- GIVEN REQUEST
Return the count of lines that hold the string "中华人民共和国旅游法", with no other words.

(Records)
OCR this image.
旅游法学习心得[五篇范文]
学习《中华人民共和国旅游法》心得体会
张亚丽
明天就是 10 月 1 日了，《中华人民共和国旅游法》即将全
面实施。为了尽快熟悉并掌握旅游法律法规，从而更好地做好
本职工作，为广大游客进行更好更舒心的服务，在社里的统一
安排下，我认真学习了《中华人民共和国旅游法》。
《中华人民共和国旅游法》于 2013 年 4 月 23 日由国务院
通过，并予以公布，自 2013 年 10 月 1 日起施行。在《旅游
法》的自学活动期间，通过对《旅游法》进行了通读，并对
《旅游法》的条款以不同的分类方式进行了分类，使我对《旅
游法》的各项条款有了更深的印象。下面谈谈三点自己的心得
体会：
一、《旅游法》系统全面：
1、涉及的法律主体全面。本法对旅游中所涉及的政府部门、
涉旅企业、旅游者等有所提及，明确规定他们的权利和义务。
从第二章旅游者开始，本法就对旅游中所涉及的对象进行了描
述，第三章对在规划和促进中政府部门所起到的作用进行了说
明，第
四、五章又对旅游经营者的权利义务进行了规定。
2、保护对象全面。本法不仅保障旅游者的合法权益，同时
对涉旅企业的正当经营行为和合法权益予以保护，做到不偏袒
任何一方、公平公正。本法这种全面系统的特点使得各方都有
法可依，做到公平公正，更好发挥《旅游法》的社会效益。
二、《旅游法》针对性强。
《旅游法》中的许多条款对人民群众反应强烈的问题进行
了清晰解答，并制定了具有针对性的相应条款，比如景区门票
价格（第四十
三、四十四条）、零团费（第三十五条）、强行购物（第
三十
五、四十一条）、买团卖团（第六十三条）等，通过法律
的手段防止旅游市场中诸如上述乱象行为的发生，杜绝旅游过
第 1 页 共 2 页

==

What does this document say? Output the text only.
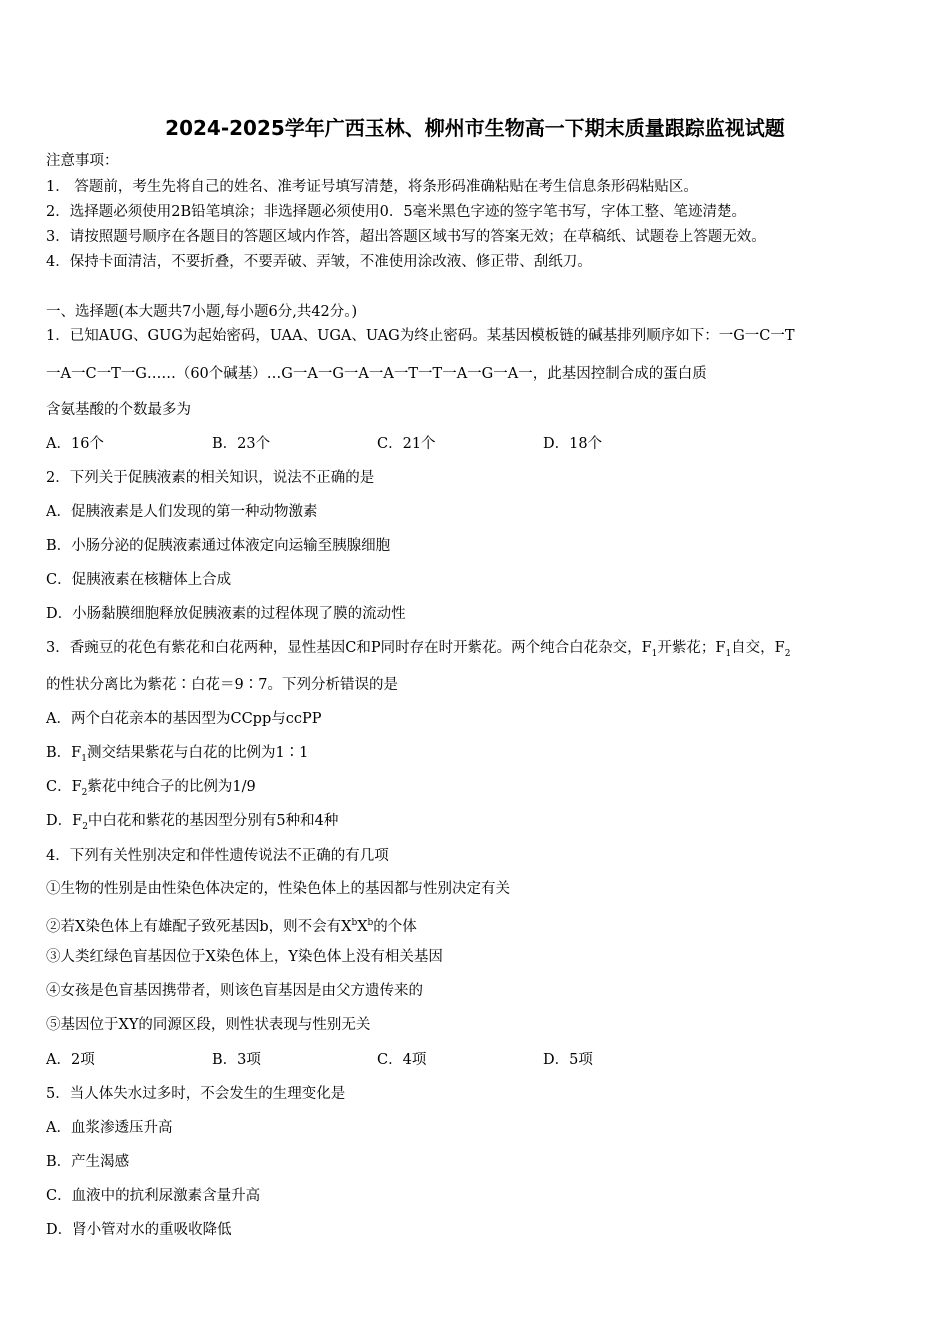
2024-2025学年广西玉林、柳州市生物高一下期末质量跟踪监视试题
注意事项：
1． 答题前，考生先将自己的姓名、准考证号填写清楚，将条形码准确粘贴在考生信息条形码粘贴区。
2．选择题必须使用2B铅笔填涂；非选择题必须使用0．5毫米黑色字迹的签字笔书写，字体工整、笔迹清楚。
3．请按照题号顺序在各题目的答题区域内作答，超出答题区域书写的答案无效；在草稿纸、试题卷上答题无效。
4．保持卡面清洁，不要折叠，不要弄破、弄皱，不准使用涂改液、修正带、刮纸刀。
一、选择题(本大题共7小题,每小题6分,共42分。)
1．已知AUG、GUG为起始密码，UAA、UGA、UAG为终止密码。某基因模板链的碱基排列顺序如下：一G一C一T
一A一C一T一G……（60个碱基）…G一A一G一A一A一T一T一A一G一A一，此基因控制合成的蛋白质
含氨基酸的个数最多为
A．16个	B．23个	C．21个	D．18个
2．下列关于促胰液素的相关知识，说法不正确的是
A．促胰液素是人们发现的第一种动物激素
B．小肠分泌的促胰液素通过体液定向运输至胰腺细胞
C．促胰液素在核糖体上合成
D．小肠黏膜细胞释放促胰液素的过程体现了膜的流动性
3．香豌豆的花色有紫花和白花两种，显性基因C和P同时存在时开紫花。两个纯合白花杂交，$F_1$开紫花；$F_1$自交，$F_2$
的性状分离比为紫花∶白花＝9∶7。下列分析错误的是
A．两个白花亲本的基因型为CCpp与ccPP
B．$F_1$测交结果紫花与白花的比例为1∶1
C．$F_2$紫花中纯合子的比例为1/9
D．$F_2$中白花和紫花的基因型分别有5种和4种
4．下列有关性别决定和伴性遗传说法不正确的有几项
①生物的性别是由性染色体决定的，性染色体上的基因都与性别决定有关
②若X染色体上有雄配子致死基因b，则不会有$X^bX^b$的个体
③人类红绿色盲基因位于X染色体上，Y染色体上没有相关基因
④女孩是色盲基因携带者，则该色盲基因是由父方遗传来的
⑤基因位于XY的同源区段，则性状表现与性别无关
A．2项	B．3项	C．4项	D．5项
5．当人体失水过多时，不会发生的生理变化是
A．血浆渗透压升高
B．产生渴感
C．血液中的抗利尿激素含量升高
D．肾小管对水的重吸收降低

- RESULT
4